◆ Task ◆
State the number of lines that hold the string "Modica", with nothing added.

◆ Collected data entries ◆
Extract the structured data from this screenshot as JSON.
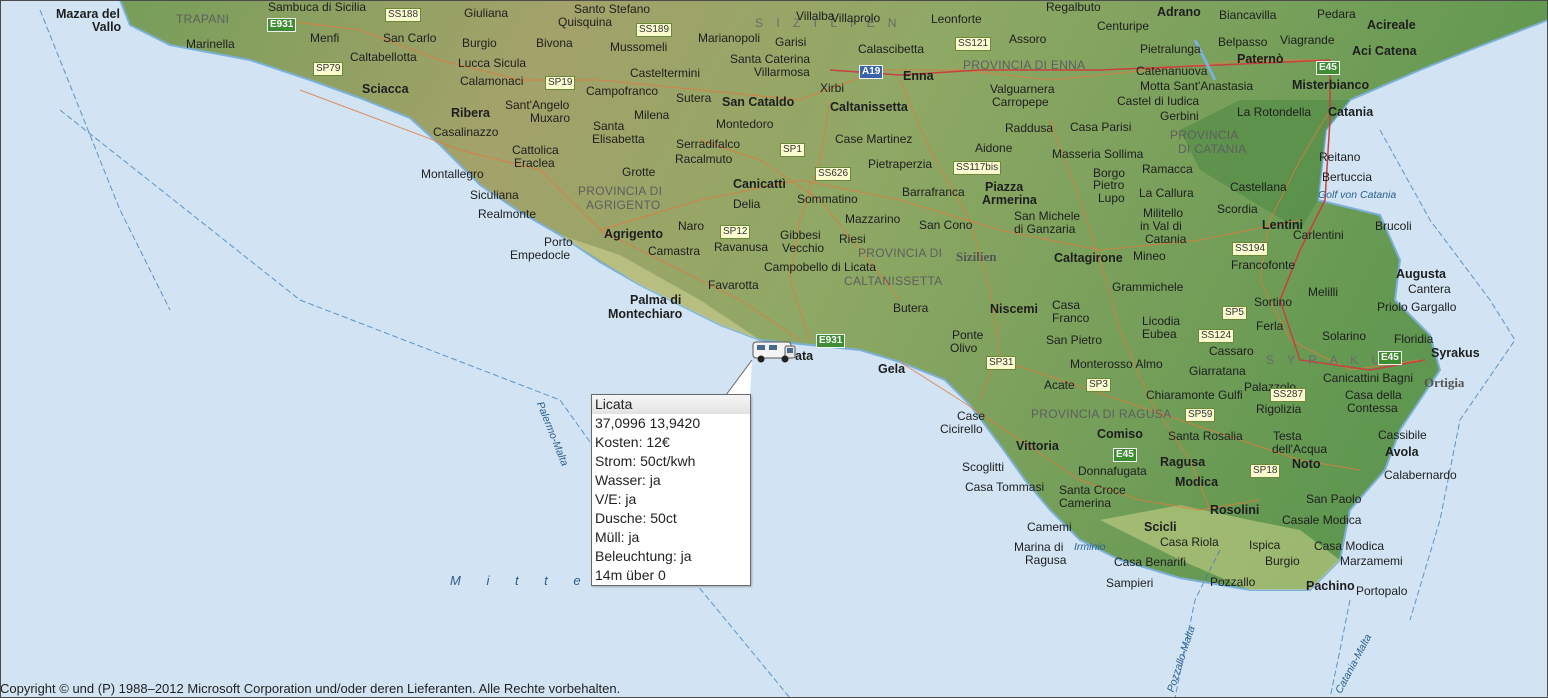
{
  "map": {
    "copyright": "Copyright © und (P) 1988–2012 Microsoft Corporation und/oder deren Lieferanten. Alle Rechte vorbehalten.",
    "sea_label": "M i t t e l m e e r",
    "region_labels": {
      "sizilien_top": "S I Z I L I E N",
      "syrakus": "S Y R A K U S",
      "trapani": "TRAPANI",
      "sizilien": "Sizilien",
      "ortigia": "Ortigia"
    },
    "province_labels": {
      "enna": "PROVINCIA DI ENNA",
      "catania_1": "PROVINCIA",
      "catania_2": "DI CATANIA",
      "agrigento_1": "PROVINCIA DI",
      "agrigento_2": "AGRIGENTO",
      "caltanissetta_1": "PROVINCIA DI",
      "caltanissetta_2": "CALTANISSETTA",
      "ragusa": "PROVINCIA DI RAGUSA"
    },
    "water_labels": {
      "golf_catania": "Golf von Catania",
      "palermo_malta": "Palermo-Malta",
      "pozzallo_malta": "Pozzallo-Malta",
      "catania_malta": "Catania-Malta",
      "irminio": "Irminio"
    },
    "cities": {
      "mazara1": "Mazara del",
      "mazara2": "Vallo",
      "sciacca": "Sciacca",
      "ribera": "Ribera",
      "agrigento": "Agrigento",
      "palma1": "Palma di",
      "palma2": "Montechiaro",
      "sancataldo": "San Cataldo",
      "caltanissetta": "Caltanissetta",
      "enna": "Enna",
      "canicatti": "Canicattì",
      "gela": "Gela",
      "niscemi": "Niscemi",
      "caltagirone": "Caltagirone",
      "piazza1": "Piazza",
      "piazza2": "Armerina",
      "vittoria": "Vittoria",
      "comiso": "Comiso",
      "ragusa": "Ragusa",
      "modica": "Modica",
      "scicli": "Scicli",
      "rosolini": "Rosolini",
      "noto": "Noto",
      "avola": "Avola",
      "pachino": "Pachino",
      "syrakus": "Syrakus",
      "augusta": "Augusta",
      "lentini": "Lentini",
      "catania": "Catania",
      "adrano": "Adrano",
      "paterno": "Paternò",
      "acireale": "Acireale",
      "acicatena": "Aci Catena",
      "misterbianco": "Misterbianco",
      "licata_part": "ata"
    },
    "towns": {
      "sambuca": "Sambuca di Sicilia",
      "santostefano": "Santo Stefano",
      "quisquina": "Quisquina",
      "giuliana": "Giuliana",
      "marinella": "Marinella",
      "menfi": "Menfi",
      "sancarlo": "San Carlo",
      "caltabellotta": "Caltabellotta",
      "burgio": "Burgio",
      "bivona": "Bivona",
      "lucca": "Lucca Sicula",
      "calamonaci": "Calamonaci",
      "santangelo": "Sant'Angelo",
      "muxaro": "Muxaro",
      "casalinazzo": "Casalinazzo",
      "santa": "Santa",
      "elisabetta": "Elisabetta",
      "cattolica": "Cattolica",
      "eraclea": "Eraclea",
      "montallegro": "Montallegro",
      "siculiana": "Siculiana",
      "realmonte": "Realmonte",
      "porto": "Porto",
      "empedocle": "Empedocle",
      "mussomeli": "Mussomeli",
      "casteltermini": "Casteltermini",
      "campofranco": "Campofranco",
      "sutera": "Sutera",
      "milena": "Milena",
      "serradifalco": "Serradifalco",
      "racalmuto": "Racalmuto",
      "grotte": "Grotte",
      "montedoro": "Montedoro",
      "marianopoli": "Marianopoli",
      "santacaterina": "Santa Caterina",
      "villarmosa": "Villarmosa",
      "garisi": "Garisi",
      "villalba": "Villalba",
      "xirbi": "Xirbi",
      "villaprolo": "Villaprolo",
      "calascibetta": "Calascibetta",
      "leonforte": "Leonforte",
      "regalbuto": "Regalbuto",
      "assoro": "Assoro",
      "centuripe": "Centuripe",
      "biancavilla": "Biancavilla",
      "pedara": "Pedara",
      "viagrande": "Viagrande",
      "belpasso": "Belpasso",
      "pietralunga": "Pietralunga",
      "catenanuova": "Catenanuova",
      "mottasa": "Motta Sant'Anastasia",
      "castel": "Castel di Iudica",
      "gerbini": "Gerbini",
      "rotondella": "La Rotondella",
      "valguarnera": "Valguarnera",
      "carrapepe": "Carropepe",
      "raddusa": "Raddusa",
      "casaparisi": "Casa Parisi",
      "casemartinez": "Case Martinez",
      "pietraperzia": "Pietraperzia",
      "aidone": "Aidone",
      "masseria": "Masseria Sollima",
      "ramacca": "Ramacca",
      "reitano": "Reitano",
      "bertuccia": "Bertuccia",
      "barrafranca": "Barrafranca",
      "borgo": "Borgo",
      "pietro": "Pietro",
      "lupo": "Lupo",
      "lacallura": "La Callura",
      "castellana": "Castellana",
      "delia": "Delia",
      "sommatino": "Sommatino",
      "mazzarino": "Mazzarino",
      "sancono": "San Cono",
      "sanmichele": "San Michele",
      "digranzaria": "di Ganzaria",
      "militello": "Militello",
      "invaldi": "in Val di",
      "catania2": "Catania",
      "scordia": "Scordia",
      "carlentini": "Carlentini",
      "brucoli": "Brucoli",
      "naro": "Naro",
      "camastra": "Camastra",
      "ravanusa": "Ravanusa",
      "gibbesi": "Gibbesi",
      "vecchio": "Vecchio",
      "riesi": "Riesi",
      "campobello": "Campobello di Licata",
      "mineo": "Mineo",
      "francofonte": "Francofonte",
      "cantera": "Cantera",
      "priolo": "Priolo Gargallo",
      "favarotta": "Favarotta",
      "grammichele": "Grammichele",
      "melilli": "Melilli",
      "sortino": "Sortino",
      "butera": "Butera",
      "casafranco1": "Casa",
      "casafranco2": "Franco",
      "licodia": "Licodia",
      "eubea": "Eubea",
      "ferla": "Ferla",
      "solarino": "Solarino",
      "floridia": "Floridia",
      "ponteolivo1": "Ponte",
      "ponteolivo2": "Olivo",
      "sanpietro": "San Pietro",
      "cassaro": "Cassaro",
      "monterosso": "Monterosso Almo",
      "giarratana": "Giarratana",
      "canicattini": "Canicattini Bagni",
      "acate": "Acate",
      "chiaramonte": "Chiaramonte Gulfi",
      "palazzolo": "Palazzolo",
      "casadella": "Casa della",
      "contessa": "Contessa",
      "case": "Case",
      "cicirello": "Cicirello",
      "rigolizia": "Rigolizia",
      "santarosalia": "Santa Rosalia",
      "testa": "Testa",
      "dellacqua": "dell'Acqua",
      "cassibile": "Cassibile",
      "scoglitti": "Scoglitti",
      "donnafugata": "Donnafugata",
      "calabernardo": "Calabernardo",
      "casatommasi": "Casa Tommasi",
      "santacroce": "Santa Croce",
      "camerina": "Camerina",
      "sanpaolo": "San Paolo",
      "camemi": "Camemi",
      "casalemodica": "Casale Modica",
      "casariola": "Casa Riola",
      "ispica": "Ispica",
      "casamodica": "Casa Modica",
      "marinadi": "Marina di",
      "ragusa2": "Ragusa",
      "casabenarifi": "Casa Benarifi",
      "burgio2": "Burgio",
      "marzamemi": "Marzamemi",
      "sampieri": "Sampieri",
      "pozzallo": "Pozzallo",
      "portopalo": "Portopalo"
    },
    "shields": {
      "e931a": "E931",
      "ss188": "SS188",
      "sp79": "SP79",
      "sp19": "SP19",
      "ss189": "SS189",
      "a19": "A19",
      "ss121": "SS121",
      "e45a": "E45",
      "sp1": "SP1",
      "ss626": "SS626",
      "ss117": "SS117bis",
      "sp12": "SP12",
      "ss194": "SS194",
      "e931b": "E931",
      "sp5": "SP5",
      "ss124": "SS124",
      "sp31": "SP31",
      "e45b": "E45",
      "sp3": "SP3",
      "ss287": "SS287",
      "sp59": "SP59",
      "e45c": "E45",
      "sp18": "SP18"
    }
  },
  "popup": {
    "title": "Licata",
    "lines": [
      "37,0996 13,9420",
      "Kosten: 12€",
      "Strom: 50ct/kwh",
      "Wasser: ja",
      "V/E: ja",
      "Dusche: 50ct",
      "Müll: ja",
      "Beleuchtung: ja",
      "14m über 0"
    ]
  }
}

◆ Finished exercise ◆
3